◆ THE REQUEST ◆
Omit the pictures, then write out every entry exactly as it reads.

◆ SOURCE DATA ◆
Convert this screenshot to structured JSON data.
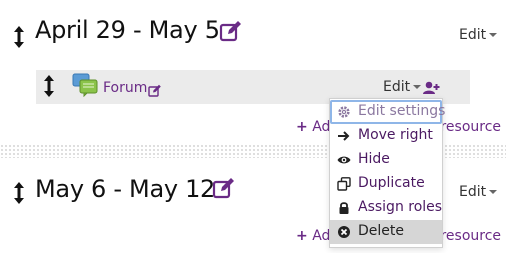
{
  "sections": [
    {
      "title": "April 29 - May 5",
      "edit_label": "Edit",
      "add_label": "Add an activity or resource"
    },
    {
      "title": "May 6 - May 12",
      "edit_label": "Edit",
      "add_label": "Add an activity or resource"
    }
  ],
  "activity": {
    "name": "Forum",
    "edit_label": "Edit"
  },
  "menu": {
    "items": [
      {
        "label": "Edit settings",
        "icon": "gear-icon"
      },
      {
        "label": "Move right",
        "icon": "arrow-right-icon"
      },
      {
        "label": "Hide",
        "icon": "eye-icon"
      },
      {
        "label": "Duplicate",
        "icon": "duplicate-icon"
      },
      {
        "label": "Assign roles",
        "icon": "lock-icon"
      },
      {
        "label": "Delete",
        "icon": "close-circle-icon"
      }
    ]
  },
  "colors": {
    "accent": "#6a2b86",
    "menu_text": "#4b1a62",
    "focus": "#8fb6e8",
    "row_bg": "#ebebeb",
    "hover_bg": "#d6d6d6"
  }
}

◆ EXERCISE OUTPUT ◆
Convert this screenshot to structured JSON data.
{
  "sections": [
    {
      "title": "April 29 - May 5",
      "edit_label": "Edit",
      "add_label": "Add an activity or resource"
    },
    {
      "title": "May 6 - May 12",
      "edit_label": "Edit",
      "add_label": "Add an activity or resource"
    }
  ],
  "activity": {
    "name": "Forum",
    "edit_label": "Edit"
  },
  "menu": {
    "items": [
      {
        "label": "Edit settings",
        "icon": "gear-icon"
      },
      {
        "label": "Move right",
        "icon": "arrow-right-icon"
      },
      {
        "label": "Hide",
        "icon": "eye-icon"
      },
      {
        "label": "Duplicate",
        "icon": "duplicate-icon"
      },
      {
        "label": "Assign roles",
        "icon": "lock-icon"
      },
      {
        "label": "Delete",
        "icon": "close-circle-icon"
      }
    ]
  },
  "colors": {
    "accent": "#6a2b86",
    "menu_text": "#4b1a62",
    "focus": "#8fb6e8",
    "row_bg": "#ebebeb",
    "hover_bg": "#d6d6d6"
  }
}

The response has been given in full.